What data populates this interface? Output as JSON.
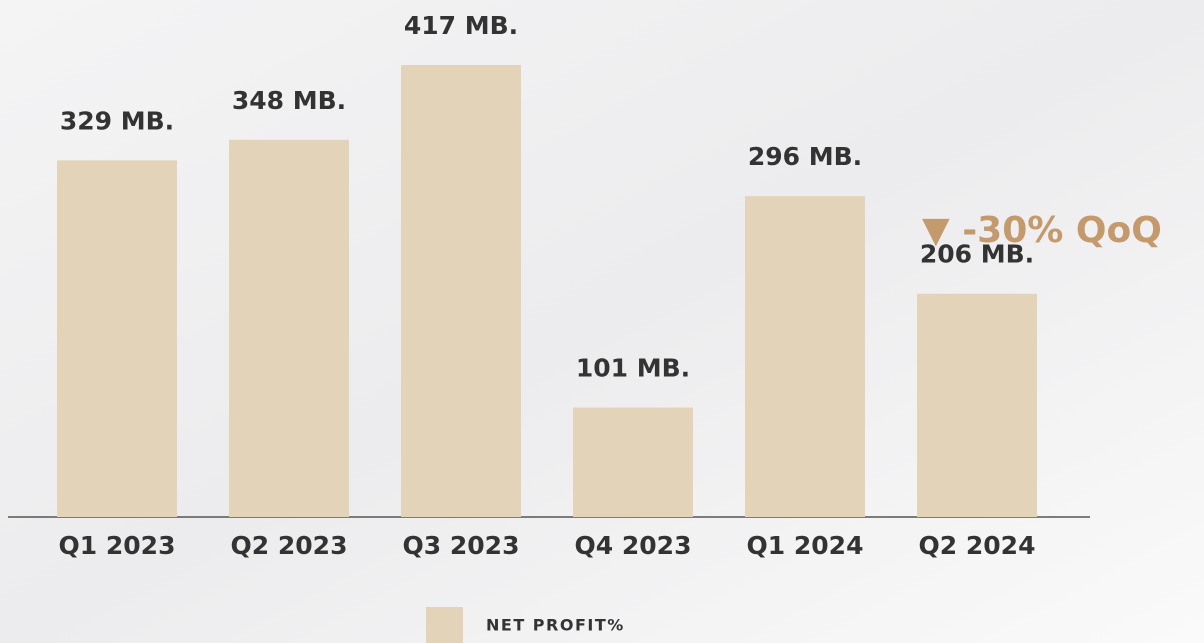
{
  "chart_data": {
    "type": "bar",
    "categories": [
      "Q1 2023",
      "Q2 2023",
      "Q3 2023",
      "Q4 2023",
      "Q1 2024",
      "Q2 2024"
    ],
    "series": [
      {
        "name": "NET PROFIT%",
        "color": "#e3d4b9",
        "values": [
          329,
          348,
          417,
          101,
          296,
          206
        ],
        "value_labels": [
          "329 MB.",
          "348 MB.",
          "417 MB.",
          "101 MB.",
          "296 MB.",
          "206 MB."
        ]
      }
    ],
    "annotation": "▼ -30% QoQ"
  }
}
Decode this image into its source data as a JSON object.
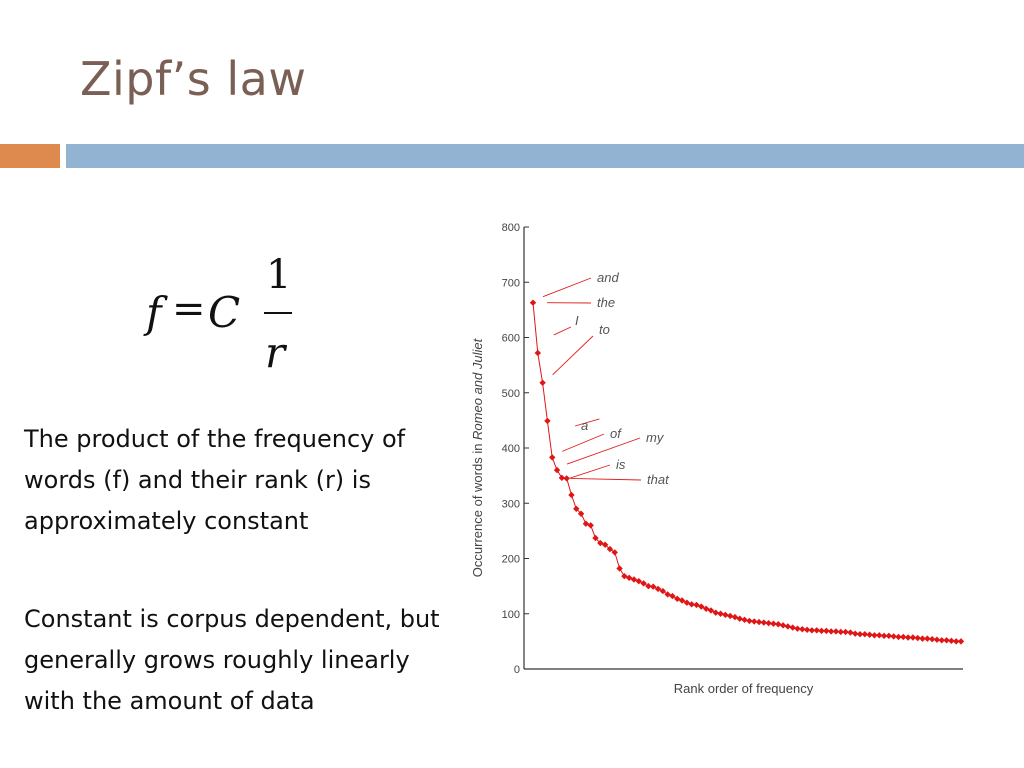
{
  "slide": {
    "title": "Zipf’s law",
    "paragraphs": [
      "The product of the frequency of words (f) and their rank (r) is approximately constant",
      "Constant is corpus dependent, but generally grows roughly linearly with the amount of data"
    ]
  },
  "formula": {
    "f": "f",
    "eq": "=",
    "c": "C",
    "numerator": "1",
    "denominator": "r"
  },
  "colors": {
    "title": "#7a5f55",
    "accent_orange": "#de8a4f",
    "accent_blue": "#93b3d3",
    "series": "#e01616",
    "axis": "#333333",
    "leader": "#e02020"
  },
  "chart_data": {
    "type": "scatter",
    "title": "",
    "xlabel": "Rank order of frequency",
    "ylabel_parts": [
      "Occurrence of words in ",
      "Romeo and Juliet"
    ],
    "ylim": [
      0,
      800
    ],
    "yticks": [
      "0",
      "100",
      "200",
      "300",
      "400",
      "500",
      "600",
      "700",
      "800"
    ],
    "grid": false,
    "series": [
      {
        "values": [
          663,
          572,
          518,
          449,
          383,
          360,
          346,
          345,
          315,
          290,
          281,
          263,
          260,
          237,
          228,
          225,
          217,
          211,
          182,
          168,
          165,
          162,
          159,
          155,
          150,
          149,
          145,
          141,
          135,
          132,
          127,
          124,
          120,
          117,
          116,
          113,
          109,
          106,
          102,
          100,
          98,
          96,
          94,
          91,
          89,
          87,
          86,
          85,
          84,
          83,
          82,
          81,
          79,
          77,
          75,
          73,
          72,
          71,
          70,
          70,
          69,
          69,
          68,
          68,
          67,
          67,
          66,
          64,
          63,
          63,
          62,
          61,
          61,
          60,
          60,
          59,
          58,
          58,
          57,
          57,
          56,
          55,
          55,
          54,
          53,
          52,
          52,
          51,
          50,
          50
        ]
      }
    ],
    "annotations": [
      {
        "label": "and",
        "rank": 1
      },
      {
        "label": "the",
        "rank": 1
      },
      {
        "label": "I",
        "rank": 2
      },
      {
        "label": "to",
        "rank": 3
      },
      {
        "label": "a",
        "rank": 4
      },
      {
        "label": "of",
        "rank": 5
      },
      {
        "label": "my",
        "rank": 6
      },
      {
        "label": "is",
        "rank": 7
      },
      {
        "label": "that",
        "rank": 8
      }
    ]
  }
}
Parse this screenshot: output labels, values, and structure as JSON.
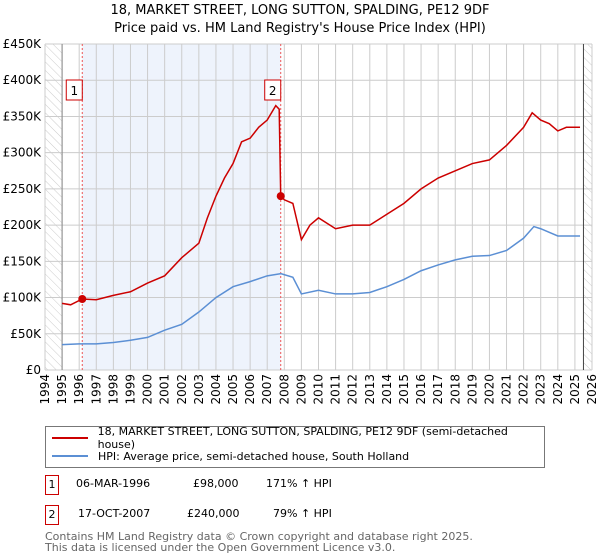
{
  "chart_data": {
    "type": "line",
    "title": "18, MARKET STREET, LONG SUTTON, SPALDING, PE12 9DF",
    "subtitle": "Price paid vs. HM Land Registry's House Price Index (HPI)",
    "xlim": [
      1994,
      2026
    ],
    "ylim": [
      0,
      450000
    ],
    "x_ticks": [
      "1994",
      "1995",
      "1996",
      "1997",
      "1998",
      "1999",
      "2000",
      "2001",
      "2002",
      "2003",
      "2004",
      "2005",
      "2006",
      "2007",
      "2008",
      "2009",
      "2010",
      "2011",
      "2012",
      "2013",
      "2014",
      "2015",
      "2016",
      "2017",
      "2018",
      "2019",
      "2020",
      "2021",
      "2022",
      "2023",
      "2024",
      "2025",
      "2026"
    ],
    "y_ticks": [
      {
        "v": 0,
        "label": "£0"
      },
      {
        "v": 50000,
        "label": "£50K"
      },
      {
        "v": 100000,
        "label": "£100K"
      },
      {
        "v": 150000,
        "label": "£150K"
      },
      {
        "v": 200000,
        "label": "£200K"
      },
      {
        "v": 250000,
        "label": "£250K"
      },
      {
        "v": 300000,
        "label": "£300K"
      },
      {
        "v": 350000,
        "label": "£350K"
      },
      {
        "v": 400000,
        "label": "£400K"
      },
      {
        "v": 450000,
        "label": "£450K"
      }
    ],
    "grid": true,
    "series": [
      {
        "name": "18, MARKET STREET, LONG SUTTON, SPALDING, PE12 9DF (semi-detached house)",
        "color": "#cc0000",
        "x": [
          1995,
          1995.5,
          1996.18,
          1997,
          1998,
          1999,
          2000,
          2001,
          2002,
          2003,
          2003.5,
          2004,
          2004.5,
          2005,
          2005.5,
          2006,
          2006.5,
          2007,
          2007.5,
          2007.7,
          2007.79,
          2008,
          2008.5,
          2009,
          2009.5,
          2010,
          2011,
          2012,
          2013,
          2014,
          2015,
          2016,
          2017,
          2018,
          2019,
          2020,
          2021,
          2022,
          2022.5,
          2023,
          2023.5,
          2024,
          2024.5,
          2025.3
        ],
        "y": [
          92000,
          90000,
          98000,
          97000,
          103000,
          108000,
          120000,
          130000,
          155000,
          175000,
          210000,
          240000,
          265000,
          285000,
          315000,
          320000,
          335000,
          345000,
          365000,
          360000,
          240000,
          235000,
          230000,
          180000,
          200000,
          210000,
          195000,
          200000,
          200000,
          215000,
          230000,
          250000,
          265000,
          275000,
          285000,
          290000,
          310000,
          335000,
          355000,
          345000,
          340000,
          330000,
          335000,
          335000
        ]
      },
      {
        "name": "HPI: Average price, semi-detached house, South Holland",
        "color": "#5b8fd4",
        "x": [
          1995,
          1996,
          1997,
          1998,
          1999,
          2000,
          2001,
          2002,
          2003,
          2004,
          2005,
          2006,
          2007,
          2007.8,
          2008.5,
          2009,
          2010,
          2011,
          2012,
          2013,
          2014,
          2015,
          2016,
          2017,
          2018,
          2019,
          2020,
          2021,
          2022,
          2022.6,
          2023,
          2024,
          2025.3
        ],
        "y": [
          35000,
          36000,
          36000,
          38000,
          41000,
          45000,
          55000,
          63000,
          80000,
          100000,
          115000,
          122000,
          130000,
          133000,
          128000,
          105000,
          110000,
          105000,
          105000,
          107000,
          115000,
          125000,
          137000,
          145000,
          152000,
          157000,
          158000,
          165000,
          182000,
          198000,
          195000,
          185000,
          185000
        ]
      }
    ],
    "sales": [
      {
        "id": "1",
        "x": 1996.18,
        "price": 98000,
        "date": "06-MAR-1996",
        "price_label": "£98,000",
        "hpi": "171% ↑ HPI"
      },
      {
        "id": "2",
        "x": 2007.79,
        "price": 240000,
        "date": "17-OCT-2007",
        "price_label": "£240,000",
        "hpi": "79% ↑ HPI"
      }
    ],
    "shaded_range": [
      1996.18,
      2007.79
    ],
    "hatched_before": 1995,
    "hatched_after": 2025.5
  },
  "footer": {
    "line1": "Contains HM Land Registry data © Crown copyright and database right 2025.",
    "line2": "This data is licensed under the Open Government Licence v3.0."
  }
}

********

Note every line above where the string "SPALDING" shows up, and copy those lines.

    "title": "18, MARKET STREET, LONG SUTTON, SPALDING, PE12 9DF",
        "name": "18, MARKET STREET, LONG SUTTON, SPALDING, PE12 9DF (semi-detached house)",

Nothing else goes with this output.